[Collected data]
[start]

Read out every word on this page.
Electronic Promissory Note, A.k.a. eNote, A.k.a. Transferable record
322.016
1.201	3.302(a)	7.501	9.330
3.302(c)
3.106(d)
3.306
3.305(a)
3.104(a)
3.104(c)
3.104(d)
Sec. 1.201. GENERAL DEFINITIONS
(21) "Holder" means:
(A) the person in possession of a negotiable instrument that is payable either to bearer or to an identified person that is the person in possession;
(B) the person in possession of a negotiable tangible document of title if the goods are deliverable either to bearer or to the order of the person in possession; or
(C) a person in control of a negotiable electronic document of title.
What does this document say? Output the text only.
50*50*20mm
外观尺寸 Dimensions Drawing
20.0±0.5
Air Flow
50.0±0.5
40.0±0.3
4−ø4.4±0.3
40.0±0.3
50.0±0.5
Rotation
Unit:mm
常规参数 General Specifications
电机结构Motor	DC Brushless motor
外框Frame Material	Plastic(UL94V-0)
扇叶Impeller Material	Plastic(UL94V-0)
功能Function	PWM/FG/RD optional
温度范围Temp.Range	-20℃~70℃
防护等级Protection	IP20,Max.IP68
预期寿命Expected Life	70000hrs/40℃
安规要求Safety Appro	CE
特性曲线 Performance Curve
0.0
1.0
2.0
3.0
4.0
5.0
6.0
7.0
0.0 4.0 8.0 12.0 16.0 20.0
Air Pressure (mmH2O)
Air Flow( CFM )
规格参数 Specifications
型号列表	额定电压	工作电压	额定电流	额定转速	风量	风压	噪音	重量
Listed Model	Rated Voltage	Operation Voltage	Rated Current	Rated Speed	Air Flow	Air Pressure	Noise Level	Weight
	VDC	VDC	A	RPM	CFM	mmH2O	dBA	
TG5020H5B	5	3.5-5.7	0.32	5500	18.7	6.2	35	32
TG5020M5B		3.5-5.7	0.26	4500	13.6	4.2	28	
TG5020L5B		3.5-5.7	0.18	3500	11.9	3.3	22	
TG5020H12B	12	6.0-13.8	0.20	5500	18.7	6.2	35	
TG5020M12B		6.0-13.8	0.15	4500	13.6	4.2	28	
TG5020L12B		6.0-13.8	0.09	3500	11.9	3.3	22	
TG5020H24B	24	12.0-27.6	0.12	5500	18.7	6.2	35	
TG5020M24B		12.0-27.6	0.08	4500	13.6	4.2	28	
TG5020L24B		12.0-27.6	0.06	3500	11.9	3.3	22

[end]

### [Exercise]
Exactly as written, give the line containing "What does this" and all remaining lines of the records.

### [Task response]
What does this document say? Output the text only.
50*50*20mm
外观尺寸 Dimensions Drawing
20.0±0.5
Air Flow
50.0±0.5
40.0±0.3
4−ø4.4±0.3
40.0±0.3
50.0±0.5
Rotation
Unit:mm
常规参数 General Specifications
电机结构Motor	DC Brushless motor
外框Frame Material	Plastic(UL94V-0)
扇叶Impeller Material	Plastic(UL94V-0)
功能Function	PWM/FG/RD optional
温度范围Temp.Range	-20℃~70℃
防护等级Protection	IP20,Max.IP68
预期寿命Expected Life	70000hrs/40℃
安规要求Safety Appro	CE
特性曲线 Performance Curve
0.0
1.0
2.0
3.0
4.0
5.0
6.0
7.0
0.0 4.0 8.0 12.0 16.0 20.0
Air Pressure (mmH2O)
Air Flow( CFM )
规格参数 Specifications
型号列表	额定电压	工作电压	额定电流	额定转速	风量	风压	噪音	重量
Listed Model	Rated Voltage	Operation Voltage	Rated Current	Rated Speed	Air Flow	Air Pressure	Noise Level	Weight
	VDC	VDC	A	RPM	CFM	mmH2O	dBA	
TG5020H5B	5	3.5-5.7	0.32	5500	18.7	6.2	35	32
TG5020M5B		3.5-5.7	0.26	4500	13.6	4.2	28	
TG5020L5B		3.5-5.7	0.18	3500	11.9	3.3	22	
TG5020H12B	12	6.0-13.8	0.20	5500	18.7	6.2	35	
TG5020M12B		6.0-13.8	0.15	4500	13.6	4.2	28	
TG5020L12B		6.0-13.8	0.09	3500	11.9	3.3	22	
TG5020H24B	24	12.0-27.6	0.12	5500	18.7	6.2	35	
TG5020M24B		12.0-27.6	0.08	4500	13.6	4.2	28	
TG5020L24B		12.0-27.6	0.06	3500	11.9	3.3	22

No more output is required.